### Excerpted text
I advise people that in the ordinary course of events they can use their minds to reach conviction in their hearts. We'll often read the beginning of Paul's Letter to the Romans, chapter 12: "I urge you, therefore . . . by the mercies of God, to offer your bodies as a living sacrifice, holy and pleasing to God, your spiritual worship. Do not conform yourselves to this age but be transformed by the renewal of your mind, that you may discern what is the will of God, what is good and pleasing and perfect" (Rom. 12:1-2).
We talk about renewing the mind--centering the intellect and the will totally on God and what God wants for us. I like to quote scripture to reinforce this point, including the greatest commandment: "Love the Lord your God with your whole heart, your whole mind and with all your strength; and love your neighbor as yourself" (Mark 12:30-31).
The purpose of our discussion--indeed, the purpose of our lives--is to seek out and live God's will for us.
2. Look at the options
I ask people what they think God wants them to do. If they present alternate possibilities, I ask which one they are inclined to think is God's will. From students and younger people, the possibilities I hear most frequently are: Should I marry? Should I be a religious or a priest? Should I break up with the person I'm dating? Should I change my course of study in school? Should I spend my summer in volunteer missionary work, or should I take a job at home? Should I room with these particular people? Should I direct my future career into work for the church?

### Task statement
In the excerpted text, which chapter of Paul's Letter to the Romans is often read at the beginning? The lines that come next are separate material, unrelated to the text.

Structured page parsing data
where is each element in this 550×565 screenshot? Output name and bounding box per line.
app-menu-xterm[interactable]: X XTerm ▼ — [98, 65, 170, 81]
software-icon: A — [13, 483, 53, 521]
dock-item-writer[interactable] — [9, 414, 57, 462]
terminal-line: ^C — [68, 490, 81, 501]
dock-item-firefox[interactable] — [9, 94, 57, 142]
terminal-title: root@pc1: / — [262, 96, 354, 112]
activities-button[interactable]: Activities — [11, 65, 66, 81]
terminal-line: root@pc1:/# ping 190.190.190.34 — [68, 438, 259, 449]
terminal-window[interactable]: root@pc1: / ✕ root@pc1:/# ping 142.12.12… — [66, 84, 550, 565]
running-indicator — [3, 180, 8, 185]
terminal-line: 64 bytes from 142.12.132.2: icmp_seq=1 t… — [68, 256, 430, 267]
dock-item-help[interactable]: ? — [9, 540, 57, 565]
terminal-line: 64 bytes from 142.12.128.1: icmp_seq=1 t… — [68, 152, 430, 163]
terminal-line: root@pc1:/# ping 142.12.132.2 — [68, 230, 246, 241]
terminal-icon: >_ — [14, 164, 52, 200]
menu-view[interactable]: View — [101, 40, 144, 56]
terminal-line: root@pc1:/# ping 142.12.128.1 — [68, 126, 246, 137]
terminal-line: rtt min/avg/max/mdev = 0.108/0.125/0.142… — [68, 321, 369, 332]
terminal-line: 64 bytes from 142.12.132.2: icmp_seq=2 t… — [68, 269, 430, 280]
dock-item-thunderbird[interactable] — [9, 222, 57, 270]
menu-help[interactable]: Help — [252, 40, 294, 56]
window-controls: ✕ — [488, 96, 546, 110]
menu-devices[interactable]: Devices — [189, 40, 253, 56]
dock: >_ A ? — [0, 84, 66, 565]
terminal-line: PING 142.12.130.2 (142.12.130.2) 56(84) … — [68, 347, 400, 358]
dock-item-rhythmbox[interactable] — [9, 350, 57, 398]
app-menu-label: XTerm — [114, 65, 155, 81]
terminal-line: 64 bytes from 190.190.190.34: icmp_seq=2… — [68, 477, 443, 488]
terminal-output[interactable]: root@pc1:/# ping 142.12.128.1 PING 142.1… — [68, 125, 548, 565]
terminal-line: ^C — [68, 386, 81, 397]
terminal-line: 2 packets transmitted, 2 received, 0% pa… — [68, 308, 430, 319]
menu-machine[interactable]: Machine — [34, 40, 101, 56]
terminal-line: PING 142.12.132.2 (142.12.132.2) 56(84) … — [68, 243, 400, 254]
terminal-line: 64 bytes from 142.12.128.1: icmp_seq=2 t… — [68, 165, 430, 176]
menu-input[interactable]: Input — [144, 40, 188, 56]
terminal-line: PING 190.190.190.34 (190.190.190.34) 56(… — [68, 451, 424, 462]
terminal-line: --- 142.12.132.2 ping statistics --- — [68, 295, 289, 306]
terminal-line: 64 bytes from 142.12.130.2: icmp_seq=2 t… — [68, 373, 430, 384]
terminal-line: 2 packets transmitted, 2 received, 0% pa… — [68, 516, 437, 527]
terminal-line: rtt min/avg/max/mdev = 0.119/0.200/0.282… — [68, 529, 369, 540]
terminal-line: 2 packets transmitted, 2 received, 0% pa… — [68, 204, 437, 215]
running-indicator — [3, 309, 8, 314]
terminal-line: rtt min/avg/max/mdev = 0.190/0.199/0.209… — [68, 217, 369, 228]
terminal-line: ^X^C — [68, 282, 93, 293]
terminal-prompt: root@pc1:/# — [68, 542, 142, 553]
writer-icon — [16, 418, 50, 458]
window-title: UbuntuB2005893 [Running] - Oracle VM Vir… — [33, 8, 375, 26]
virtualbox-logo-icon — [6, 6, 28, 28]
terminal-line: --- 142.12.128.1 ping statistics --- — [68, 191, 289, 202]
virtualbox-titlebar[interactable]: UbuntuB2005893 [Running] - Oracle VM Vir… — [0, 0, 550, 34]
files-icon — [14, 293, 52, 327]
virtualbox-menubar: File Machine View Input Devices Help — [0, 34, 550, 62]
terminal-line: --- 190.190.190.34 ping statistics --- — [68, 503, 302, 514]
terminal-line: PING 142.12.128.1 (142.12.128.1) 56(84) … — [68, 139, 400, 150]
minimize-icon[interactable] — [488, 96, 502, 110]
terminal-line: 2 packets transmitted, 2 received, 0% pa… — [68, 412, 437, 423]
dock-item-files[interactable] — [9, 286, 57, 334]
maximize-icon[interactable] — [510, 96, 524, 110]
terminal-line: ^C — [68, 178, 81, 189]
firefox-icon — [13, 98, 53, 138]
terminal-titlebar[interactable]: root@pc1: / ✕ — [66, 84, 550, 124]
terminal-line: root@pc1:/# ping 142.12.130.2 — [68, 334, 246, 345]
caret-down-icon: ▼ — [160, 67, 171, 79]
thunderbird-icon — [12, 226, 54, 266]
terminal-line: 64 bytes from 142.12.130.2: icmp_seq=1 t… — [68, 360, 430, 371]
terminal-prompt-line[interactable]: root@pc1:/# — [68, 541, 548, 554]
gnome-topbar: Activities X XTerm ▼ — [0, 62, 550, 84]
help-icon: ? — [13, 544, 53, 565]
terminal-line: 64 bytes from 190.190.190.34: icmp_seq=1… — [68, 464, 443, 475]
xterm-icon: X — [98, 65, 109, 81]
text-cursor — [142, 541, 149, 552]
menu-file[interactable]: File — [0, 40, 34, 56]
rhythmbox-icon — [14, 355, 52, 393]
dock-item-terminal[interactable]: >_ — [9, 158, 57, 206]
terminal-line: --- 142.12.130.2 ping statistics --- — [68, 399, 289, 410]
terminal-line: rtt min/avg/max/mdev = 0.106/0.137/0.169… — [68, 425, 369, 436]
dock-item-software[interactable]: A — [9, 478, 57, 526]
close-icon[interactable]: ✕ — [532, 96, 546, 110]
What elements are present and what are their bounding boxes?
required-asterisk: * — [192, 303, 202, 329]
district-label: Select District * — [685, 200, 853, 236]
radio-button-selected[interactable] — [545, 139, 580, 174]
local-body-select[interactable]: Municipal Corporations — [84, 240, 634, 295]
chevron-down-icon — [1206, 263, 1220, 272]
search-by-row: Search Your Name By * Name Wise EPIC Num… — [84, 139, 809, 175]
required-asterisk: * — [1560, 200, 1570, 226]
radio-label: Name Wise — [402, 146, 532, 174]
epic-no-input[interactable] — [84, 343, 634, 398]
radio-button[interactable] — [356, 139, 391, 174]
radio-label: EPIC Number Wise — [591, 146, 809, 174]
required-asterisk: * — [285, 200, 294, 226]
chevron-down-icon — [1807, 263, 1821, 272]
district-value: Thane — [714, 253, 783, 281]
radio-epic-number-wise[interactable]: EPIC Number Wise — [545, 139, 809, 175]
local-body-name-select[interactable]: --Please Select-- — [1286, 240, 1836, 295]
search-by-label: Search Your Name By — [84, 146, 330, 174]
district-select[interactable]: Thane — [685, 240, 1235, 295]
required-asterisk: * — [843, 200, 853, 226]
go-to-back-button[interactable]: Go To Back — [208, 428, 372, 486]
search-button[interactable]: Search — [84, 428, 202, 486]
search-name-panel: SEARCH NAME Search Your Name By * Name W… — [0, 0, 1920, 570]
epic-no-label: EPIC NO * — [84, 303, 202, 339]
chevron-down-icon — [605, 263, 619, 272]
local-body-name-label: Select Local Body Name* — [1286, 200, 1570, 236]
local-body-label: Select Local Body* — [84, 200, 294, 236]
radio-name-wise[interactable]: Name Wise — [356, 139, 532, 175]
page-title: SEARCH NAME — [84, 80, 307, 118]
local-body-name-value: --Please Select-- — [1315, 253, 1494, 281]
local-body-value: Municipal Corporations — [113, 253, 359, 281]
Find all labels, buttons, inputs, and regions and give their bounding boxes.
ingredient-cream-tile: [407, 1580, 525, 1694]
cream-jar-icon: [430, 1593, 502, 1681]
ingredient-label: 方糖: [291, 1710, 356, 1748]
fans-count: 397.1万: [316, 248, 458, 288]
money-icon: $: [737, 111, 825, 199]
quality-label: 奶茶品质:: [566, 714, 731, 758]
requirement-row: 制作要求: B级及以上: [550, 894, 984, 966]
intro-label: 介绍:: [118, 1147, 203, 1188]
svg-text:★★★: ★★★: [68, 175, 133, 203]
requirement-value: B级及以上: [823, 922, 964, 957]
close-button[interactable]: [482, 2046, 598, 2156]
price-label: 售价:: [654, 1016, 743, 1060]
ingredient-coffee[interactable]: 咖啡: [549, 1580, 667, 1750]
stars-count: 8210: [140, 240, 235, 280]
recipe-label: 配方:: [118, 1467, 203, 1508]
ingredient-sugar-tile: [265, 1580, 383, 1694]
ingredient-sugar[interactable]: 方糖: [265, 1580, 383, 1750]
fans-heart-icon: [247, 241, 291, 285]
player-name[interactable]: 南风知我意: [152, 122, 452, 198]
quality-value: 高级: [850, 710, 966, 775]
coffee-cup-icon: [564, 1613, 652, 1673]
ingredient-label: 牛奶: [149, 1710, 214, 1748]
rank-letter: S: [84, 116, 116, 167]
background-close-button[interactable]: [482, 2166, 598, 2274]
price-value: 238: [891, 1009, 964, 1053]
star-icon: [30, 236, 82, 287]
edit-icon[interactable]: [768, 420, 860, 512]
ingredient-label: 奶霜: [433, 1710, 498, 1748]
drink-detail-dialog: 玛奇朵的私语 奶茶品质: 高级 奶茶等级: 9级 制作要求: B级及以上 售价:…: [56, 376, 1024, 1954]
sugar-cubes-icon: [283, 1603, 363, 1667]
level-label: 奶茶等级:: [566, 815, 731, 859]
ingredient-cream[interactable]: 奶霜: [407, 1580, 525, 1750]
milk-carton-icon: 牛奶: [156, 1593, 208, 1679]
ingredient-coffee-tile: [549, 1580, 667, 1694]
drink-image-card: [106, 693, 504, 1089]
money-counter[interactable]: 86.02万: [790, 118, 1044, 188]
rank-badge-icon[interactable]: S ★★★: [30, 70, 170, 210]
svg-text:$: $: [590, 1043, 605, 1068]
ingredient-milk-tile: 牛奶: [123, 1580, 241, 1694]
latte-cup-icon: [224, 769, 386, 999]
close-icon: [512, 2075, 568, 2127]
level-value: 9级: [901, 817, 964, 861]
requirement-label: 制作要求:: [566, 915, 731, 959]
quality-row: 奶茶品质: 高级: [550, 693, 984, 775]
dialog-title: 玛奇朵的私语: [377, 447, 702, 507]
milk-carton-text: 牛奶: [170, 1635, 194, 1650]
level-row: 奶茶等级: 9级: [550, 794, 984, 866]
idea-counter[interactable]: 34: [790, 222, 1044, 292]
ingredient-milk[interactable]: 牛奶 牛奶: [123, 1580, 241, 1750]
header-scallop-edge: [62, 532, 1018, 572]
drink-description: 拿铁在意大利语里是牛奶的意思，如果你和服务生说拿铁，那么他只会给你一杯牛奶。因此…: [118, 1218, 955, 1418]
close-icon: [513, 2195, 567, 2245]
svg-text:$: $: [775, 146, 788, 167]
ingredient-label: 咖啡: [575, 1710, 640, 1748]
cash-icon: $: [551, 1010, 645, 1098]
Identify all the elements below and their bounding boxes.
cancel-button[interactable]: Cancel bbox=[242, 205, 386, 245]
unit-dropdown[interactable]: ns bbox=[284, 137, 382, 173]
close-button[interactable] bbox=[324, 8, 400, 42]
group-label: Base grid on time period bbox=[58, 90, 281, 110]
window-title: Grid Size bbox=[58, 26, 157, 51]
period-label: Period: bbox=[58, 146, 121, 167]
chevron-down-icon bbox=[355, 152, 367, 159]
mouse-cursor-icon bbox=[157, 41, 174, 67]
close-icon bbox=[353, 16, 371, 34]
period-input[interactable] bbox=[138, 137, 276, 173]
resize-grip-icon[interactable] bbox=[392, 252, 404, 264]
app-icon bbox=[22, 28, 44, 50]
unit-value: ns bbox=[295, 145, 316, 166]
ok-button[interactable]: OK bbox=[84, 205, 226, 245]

### Written reply
Chapter 12.